### DATASET ROWS
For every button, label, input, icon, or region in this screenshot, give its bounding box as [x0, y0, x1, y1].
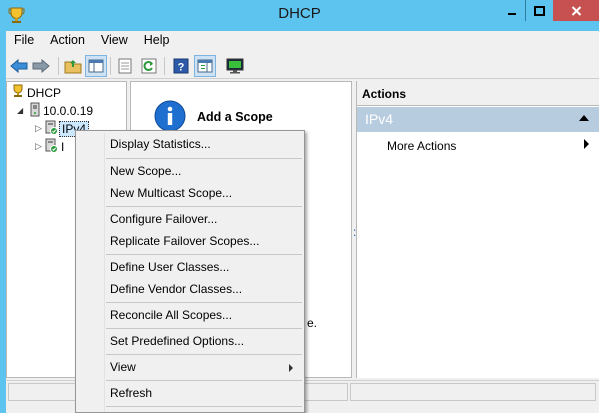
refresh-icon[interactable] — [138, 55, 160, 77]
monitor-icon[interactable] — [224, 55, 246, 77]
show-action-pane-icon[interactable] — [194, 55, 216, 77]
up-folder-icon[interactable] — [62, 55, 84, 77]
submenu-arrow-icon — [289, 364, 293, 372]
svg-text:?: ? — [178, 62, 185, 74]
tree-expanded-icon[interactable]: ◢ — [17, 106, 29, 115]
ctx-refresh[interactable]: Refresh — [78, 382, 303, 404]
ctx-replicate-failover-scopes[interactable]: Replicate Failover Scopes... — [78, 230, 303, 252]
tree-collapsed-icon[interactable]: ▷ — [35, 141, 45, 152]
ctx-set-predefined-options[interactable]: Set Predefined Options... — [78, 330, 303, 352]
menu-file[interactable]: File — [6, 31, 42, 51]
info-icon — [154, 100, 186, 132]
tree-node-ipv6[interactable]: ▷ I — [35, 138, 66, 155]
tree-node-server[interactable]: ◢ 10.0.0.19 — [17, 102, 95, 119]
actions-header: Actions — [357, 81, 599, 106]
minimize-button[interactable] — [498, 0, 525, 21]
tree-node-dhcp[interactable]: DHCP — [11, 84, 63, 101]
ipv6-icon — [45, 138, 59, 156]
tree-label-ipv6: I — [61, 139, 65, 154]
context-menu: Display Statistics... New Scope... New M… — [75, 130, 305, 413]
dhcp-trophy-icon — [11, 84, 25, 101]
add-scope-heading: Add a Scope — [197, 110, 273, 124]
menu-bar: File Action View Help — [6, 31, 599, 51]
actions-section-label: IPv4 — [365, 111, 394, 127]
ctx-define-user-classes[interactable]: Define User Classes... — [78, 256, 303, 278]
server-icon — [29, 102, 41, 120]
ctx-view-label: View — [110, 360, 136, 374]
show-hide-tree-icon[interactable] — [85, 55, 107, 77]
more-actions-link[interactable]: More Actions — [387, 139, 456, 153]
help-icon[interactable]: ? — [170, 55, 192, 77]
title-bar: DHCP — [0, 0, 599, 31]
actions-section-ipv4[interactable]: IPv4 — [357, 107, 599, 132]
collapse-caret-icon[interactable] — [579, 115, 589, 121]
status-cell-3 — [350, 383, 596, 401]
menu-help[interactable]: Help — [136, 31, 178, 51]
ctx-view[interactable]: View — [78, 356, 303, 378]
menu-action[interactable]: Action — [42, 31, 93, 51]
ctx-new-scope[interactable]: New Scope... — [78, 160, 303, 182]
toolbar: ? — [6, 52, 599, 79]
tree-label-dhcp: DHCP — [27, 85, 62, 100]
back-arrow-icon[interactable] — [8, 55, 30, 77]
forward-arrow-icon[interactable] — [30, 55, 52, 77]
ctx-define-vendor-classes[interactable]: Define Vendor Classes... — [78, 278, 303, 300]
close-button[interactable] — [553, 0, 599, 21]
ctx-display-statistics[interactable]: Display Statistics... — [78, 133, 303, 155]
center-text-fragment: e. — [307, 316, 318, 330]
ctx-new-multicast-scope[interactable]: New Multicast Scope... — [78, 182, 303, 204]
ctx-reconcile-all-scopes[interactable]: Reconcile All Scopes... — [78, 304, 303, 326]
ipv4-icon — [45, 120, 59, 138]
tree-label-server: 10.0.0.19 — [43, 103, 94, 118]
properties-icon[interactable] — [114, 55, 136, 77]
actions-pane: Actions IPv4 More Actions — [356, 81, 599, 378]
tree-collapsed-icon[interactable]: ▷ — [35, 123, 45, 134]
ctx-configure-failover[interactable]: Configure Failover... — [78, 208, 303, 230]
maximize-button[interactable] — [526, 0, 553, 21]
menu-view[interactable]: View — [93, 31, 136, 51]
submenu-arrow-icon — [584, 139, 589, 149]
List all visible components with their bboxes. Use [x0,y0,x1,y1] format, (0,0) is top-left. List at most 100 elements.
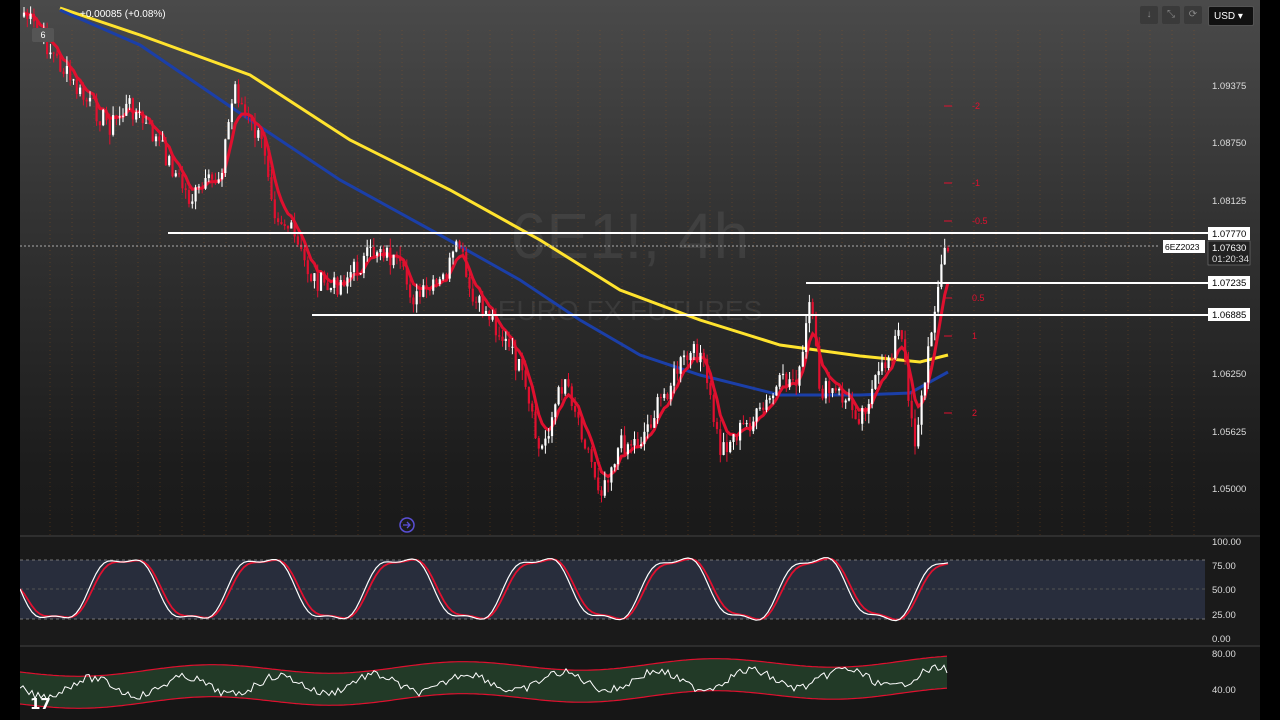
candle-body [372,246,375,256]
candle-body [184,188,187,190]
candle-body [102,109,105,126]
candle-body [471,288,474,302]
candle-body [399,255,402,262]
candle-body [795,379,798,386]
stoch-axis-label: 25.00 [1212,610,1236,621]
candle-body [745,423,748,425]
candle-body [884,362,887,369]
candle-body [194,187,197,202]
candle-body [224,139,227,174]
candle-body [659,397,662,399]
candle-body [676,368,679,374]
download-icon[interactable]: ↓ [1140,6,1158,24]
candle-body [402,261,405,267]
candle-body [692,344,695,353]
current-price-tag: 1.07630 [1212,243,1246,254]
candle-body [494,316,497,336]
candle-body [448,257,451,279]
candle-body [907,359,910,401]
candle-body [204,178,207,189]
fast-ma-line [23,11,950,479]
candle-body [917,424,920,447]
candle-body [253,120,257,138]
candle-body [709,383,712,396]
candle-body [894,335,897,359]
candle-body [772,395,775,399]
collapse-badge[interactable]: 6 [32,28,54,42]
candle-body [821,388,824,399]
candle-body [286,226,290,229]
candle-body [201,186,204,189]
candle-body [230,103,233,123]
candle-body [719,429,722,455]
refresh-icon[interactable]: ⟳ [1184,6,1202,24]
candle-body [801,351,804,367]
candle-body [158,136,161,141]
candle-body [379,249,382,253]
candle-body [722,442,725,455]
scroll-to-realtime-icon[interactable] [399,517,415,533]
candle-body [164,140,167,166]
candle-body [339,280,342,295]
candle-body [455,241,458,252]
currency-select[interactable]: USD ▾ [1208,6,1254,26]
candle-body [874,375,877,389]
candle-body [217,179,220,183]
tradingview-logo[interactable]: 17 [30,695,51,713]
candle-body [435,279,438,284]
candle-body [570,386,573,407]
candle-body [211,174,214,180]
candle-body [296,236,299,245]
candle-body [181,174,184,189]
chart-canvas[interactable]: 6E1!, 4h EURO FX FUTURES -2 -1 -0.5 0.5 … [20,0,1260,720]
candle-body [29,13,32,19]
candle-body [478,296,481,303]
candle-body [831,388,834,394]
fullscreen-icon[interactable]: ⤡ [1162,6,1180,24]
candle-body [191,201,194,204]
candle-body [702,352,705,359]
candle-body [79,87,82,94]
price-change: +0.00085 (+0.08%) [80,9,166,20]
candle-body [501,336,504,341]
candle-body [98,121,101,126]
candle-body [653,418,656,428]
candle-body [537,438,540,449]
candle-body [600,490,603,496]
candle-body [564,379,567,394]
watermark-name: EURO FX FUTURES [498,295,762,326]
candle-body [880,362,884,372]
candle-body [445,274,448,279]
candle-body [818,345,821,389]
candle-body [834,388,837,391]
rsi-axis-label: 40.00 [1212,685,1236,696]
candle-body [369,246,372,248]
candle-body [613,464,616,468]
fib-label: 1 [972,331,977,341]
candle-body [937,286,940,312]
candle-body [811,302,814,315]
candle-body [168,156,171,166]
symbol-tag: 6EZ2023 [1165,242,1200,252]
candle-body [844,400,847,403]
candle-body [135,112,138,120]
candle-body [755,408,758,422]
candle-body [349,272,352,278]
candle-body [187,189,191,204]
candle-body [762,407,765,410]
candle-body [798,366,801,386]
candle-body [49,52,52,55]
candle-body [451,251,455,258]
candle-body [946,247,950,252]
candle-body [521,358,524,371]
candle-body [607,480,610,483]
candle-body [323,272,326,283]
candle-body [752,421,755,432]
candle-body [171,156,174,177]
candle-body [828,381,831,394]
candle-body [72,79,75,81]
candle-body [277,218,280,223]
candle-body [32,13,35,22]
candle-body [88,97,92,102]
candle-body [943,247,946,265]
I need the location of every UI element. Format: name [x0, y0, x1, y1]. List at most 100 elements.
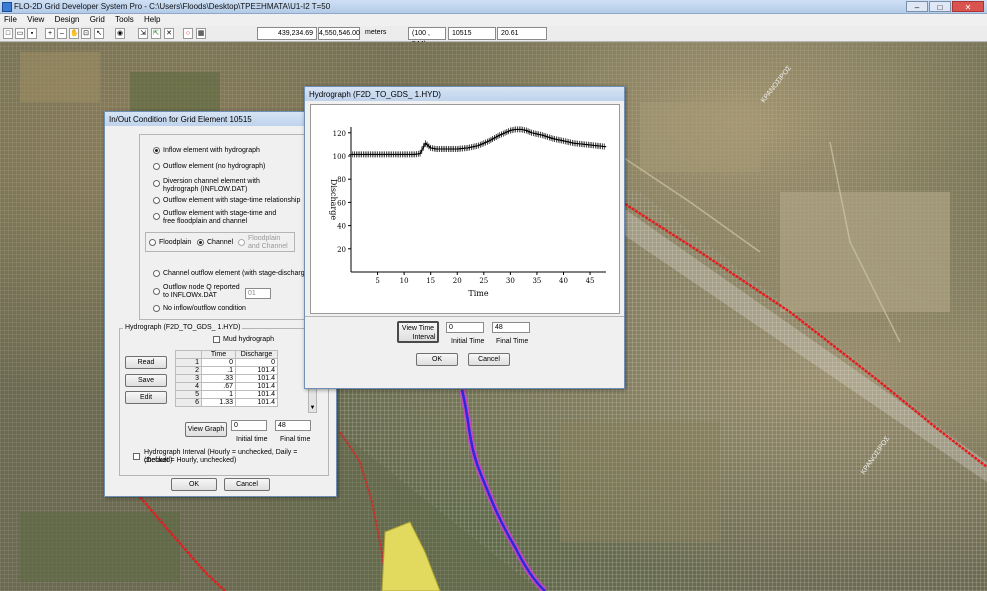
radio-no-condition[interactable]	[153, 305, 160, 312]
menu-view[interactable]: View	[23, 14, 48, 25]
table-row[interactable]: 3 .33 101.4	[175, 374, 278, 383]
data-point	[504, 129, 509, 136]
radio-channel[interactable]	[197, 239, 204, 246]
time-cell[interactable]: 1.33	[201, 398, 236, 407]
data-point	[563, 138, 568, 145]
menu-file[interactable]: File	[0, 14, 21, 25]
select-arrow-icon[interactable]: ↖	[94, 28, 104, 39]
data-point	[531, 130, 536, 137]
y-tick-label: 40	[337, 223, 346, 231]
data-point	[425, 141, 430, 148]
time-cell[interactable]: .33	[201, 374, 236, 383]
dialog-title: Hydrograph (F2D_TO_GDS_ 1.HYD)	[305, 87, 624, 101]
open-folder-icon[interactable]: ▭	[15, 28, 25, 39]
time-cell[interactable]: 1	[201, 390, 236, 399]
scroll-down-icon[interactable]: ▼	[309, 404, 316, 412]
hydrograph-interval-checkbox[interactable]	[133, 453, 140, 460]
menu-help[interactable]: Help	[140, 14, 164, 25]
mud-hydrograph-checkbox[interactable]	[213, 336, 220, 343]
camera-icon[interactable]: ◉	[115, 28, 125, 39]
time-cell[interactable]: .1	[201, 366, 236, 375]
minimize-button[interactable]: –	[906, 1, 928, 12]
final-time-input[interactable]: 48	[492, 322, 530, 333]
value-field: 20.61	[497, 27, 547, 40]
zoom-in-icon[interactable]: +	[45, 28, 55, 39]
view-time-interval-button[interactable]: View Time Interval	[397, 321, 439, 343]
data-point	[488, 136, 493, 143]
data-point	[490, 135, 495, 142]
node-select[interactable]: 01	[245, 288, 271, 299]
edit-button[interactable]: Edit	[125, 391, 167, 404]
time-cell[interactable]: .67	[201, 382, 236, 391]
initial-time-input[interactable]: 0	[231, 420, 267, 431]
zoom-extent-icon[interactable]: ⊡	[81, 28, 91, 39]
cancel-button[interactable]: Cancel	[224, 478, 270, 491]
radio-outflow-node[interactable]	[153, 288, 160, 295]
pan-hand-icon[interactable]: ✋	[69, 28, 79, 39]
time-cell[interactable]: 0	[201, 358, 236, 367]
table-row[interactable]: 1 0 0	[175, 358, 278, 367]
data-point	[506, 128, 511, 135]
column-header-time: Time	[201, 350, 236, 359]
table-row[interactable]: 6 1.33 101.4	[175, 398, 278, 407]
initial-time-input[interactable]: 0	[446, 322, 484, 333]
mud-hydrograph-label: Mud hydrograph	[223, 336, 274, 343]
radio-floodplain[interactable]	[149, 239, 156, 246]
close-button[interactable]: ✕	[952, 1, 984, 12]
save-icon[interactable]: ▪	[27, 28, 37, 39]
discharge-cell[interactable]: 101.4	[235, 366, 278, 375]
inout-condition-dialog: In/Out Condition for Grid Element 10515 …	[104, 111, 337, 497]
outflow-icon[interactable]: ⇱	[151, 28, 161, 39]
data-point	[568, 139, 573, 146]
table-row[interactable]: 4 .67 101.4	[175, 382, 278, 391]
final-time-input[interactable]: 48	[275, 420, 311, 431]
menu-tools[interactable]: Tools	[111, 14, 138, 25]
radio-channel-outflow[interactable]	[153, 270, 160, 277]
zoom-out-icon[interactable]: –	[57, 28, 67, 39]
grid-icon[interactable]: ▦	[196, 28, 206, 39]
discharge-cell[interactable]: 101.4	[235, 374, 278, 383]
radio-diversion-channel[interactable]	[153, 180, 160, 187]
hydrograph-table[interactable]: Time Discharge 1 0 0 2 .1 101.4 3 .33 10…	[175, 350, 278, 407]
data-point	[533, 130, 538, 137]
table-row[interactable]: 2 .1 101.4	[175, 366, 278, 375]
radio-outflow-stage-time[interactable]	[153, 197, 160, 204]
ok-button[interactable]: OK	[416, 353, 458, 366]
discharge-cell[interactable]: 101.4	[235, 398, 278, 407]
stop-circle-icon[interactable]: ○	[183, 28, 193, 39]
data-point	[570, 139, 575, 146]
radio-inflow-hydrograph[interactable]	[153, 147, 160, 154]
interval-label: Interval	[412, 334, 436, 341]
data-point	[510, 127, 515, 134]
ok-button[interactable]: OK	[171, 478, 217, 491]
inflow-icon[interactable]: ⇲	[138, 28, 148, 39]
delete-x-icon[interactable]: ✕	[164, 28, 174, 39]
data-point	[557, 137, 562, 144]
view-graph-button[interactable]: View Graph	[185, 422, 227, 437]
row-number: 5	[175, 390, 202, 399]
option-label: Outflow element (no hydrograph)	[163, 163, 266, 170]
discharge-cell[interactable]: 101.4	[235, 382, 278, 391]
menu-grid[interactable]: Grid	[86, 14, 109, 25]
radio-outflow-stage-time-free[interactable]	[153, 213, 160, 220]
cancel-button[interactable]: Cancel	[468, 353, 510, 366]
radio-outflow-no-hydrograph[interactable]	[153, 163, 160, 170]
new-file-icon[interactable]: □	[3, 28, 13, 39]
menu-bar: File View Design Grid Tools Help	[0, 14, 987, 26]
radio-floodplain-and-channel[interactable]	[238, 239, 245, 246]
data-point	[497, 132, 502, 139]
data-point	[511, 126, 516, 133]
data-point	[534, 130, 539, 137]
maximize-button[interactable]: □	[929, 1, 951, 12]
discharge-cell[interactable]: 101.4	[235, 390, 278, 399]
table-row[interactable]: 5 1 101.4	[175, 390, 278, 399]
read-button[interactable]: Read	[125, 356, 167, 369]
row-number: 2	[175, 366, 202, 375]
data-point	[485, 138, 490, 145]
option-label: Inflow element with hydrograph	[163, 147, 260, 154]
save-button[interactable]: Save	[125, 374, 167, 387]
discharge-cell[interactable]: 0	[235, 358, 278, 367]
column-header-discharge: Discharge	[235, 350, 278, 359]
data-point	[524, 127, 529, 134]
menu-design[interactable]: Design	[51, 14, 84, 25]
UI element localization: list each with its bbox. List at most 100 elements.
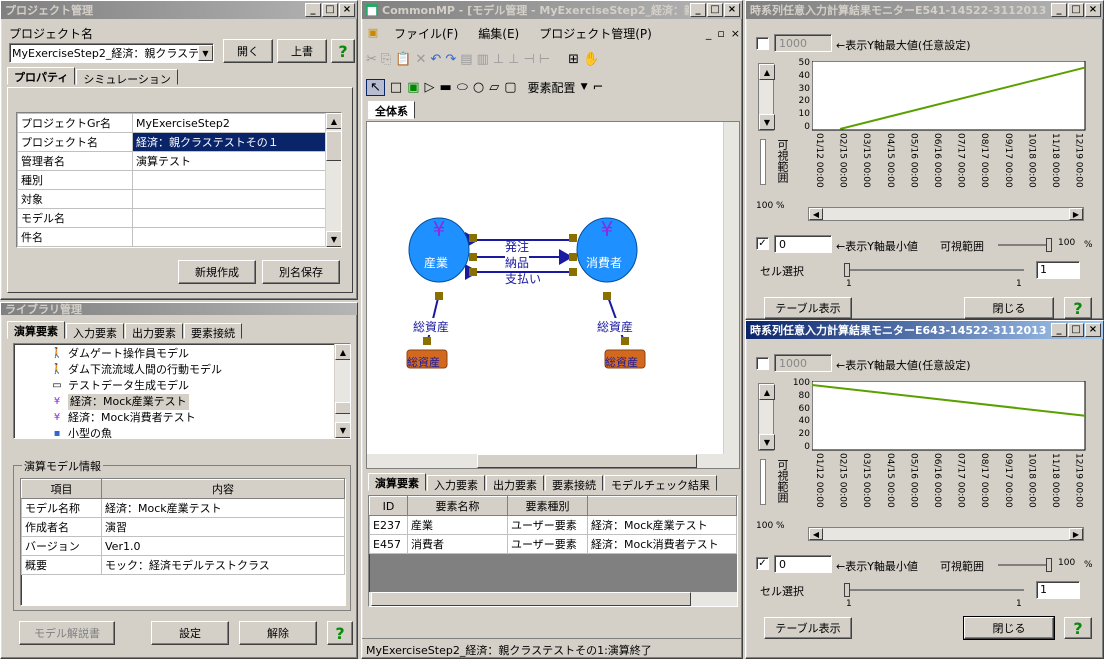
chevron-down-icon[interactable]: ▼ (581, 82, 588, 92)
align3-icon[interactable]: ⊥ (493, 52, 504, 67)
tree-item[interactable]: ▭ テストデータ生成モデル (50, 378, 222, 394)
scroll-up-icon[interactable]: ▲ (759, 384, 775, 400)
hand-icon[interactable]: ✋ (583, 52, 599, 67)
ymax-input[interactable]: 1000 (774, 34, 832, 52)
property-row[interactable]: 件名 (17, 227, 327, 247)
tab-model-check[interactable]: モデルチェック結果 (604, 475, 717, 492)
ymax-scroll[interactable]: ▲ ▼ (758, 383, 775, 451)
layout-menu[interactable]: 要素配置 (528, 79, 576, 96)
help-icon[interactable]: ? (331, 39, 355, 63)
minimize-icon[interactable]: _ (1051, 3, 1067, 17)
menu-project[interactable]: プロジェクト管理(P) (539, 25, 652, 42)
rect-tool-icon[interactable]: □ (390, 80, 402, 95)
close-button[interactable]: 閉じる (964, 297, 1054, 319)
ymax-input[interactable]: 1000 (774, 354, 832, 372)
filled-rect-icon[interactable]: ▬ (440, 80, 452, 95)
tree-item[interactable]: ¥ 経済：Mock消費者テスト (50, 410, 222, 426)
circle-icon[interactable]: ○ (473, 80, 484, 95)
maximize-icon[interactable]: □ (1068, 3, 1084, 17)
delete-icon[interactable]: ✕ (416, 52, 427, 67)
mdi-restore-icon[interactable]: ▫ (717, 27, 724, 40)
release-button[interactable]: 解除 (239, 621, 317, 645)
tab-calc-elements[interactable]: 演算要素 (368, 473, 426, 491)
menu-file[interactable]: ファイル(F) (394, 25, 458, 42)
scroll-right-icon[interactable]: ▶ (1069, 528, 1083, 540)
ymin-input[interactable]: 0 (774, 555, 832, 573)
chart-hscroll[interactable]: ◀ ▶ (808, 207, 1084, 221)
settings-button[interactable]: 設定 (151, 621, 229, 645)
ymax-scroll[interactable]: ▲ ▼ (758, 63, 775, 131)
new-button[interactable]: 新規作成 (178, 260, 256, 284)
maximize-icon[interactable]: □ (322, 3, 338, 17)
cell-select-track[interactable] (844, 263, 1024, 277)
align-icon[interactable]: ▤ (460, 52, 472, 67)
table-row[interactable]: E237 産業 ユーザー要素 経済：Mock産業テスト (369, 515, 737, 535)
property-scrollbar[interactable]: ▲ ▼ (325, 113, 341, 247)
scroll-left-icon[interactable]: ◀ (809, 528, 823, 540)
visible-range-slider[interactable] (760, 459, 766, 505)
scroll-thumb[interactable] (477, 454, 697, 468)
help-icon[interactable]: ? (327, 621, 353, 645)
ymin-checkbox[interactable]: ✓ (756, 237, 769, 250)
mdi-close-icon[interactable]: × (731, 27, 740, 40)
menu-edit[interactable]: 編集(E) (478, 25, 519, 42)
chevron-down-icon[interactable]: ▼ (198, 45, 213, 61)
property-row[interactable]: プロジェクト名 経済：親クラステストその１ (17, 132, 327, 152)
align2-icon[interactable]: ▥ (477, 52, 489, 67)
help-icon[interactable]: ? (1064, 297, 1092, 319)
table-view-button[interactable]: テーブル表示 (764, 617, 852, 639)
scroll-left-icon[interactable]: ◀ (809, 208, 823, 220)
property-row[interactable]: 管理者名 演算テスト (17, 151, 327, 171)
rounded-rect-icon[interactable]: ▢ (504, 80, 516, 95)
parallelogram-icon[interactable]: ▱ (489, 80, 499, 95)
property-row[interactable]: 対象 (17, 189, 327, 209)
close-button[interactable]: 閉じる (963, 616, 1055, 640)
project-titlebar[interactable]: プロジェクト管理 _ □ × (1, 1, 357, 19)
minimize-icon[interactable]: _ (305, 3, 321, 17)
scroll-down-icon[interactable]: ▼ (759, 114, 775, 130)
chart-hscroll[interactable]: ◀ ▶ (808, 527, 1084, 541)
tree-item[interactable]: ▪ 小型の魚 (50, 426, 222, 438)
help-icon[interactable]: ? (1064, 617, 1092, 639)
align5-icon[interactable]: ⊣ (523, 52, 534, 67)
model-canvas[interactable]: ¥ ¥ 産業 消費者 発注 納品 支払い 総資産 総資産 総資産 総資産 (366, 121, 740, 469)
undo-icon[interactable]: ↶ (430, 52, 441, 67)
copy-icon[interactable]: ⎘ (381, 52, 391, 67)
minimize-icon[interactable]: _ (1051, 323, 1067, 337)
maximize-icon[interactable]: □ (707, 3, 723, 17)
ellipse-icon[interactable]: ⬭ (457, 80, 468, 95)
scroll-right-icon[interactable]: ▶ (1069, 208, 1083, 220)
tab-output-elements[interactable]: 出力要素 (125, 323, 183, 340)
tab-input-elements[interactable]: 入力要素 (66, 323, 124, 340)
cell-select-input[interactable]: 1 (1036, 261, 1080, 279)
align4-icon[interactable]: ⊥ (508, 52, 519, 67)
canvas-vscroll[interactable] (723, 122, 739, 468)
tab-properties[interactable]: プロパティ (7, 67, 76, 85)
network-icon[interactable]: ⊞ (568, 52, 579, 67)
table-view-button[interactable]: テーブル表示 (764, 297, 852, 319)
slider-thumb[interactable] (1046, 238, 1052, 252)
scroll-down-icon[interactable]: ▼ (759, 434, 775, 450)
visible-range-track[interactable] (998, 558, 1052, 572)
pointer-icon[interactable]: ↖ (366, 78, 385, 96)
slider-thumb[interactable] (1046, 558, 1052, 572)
######
* **TASK**: Echo the records verbatim starting at the line containing "candle-body [372,246,375,256]" and ending at the line containing "candle-body [745,423,748,425]".

* **ANSWER TO THE PROBLEM**:
candle-body [372,246,375,256]
candle-body [184,188,187,190]
candle-body [102,109,105,126]
candle-body [471,288,474,302]
candle-body [399,255,402,262]
candle-body [795,379,798,386]
stoch-axis-label: 25.00 [1212,610,1236,621]
candle-body [745,423,748,425]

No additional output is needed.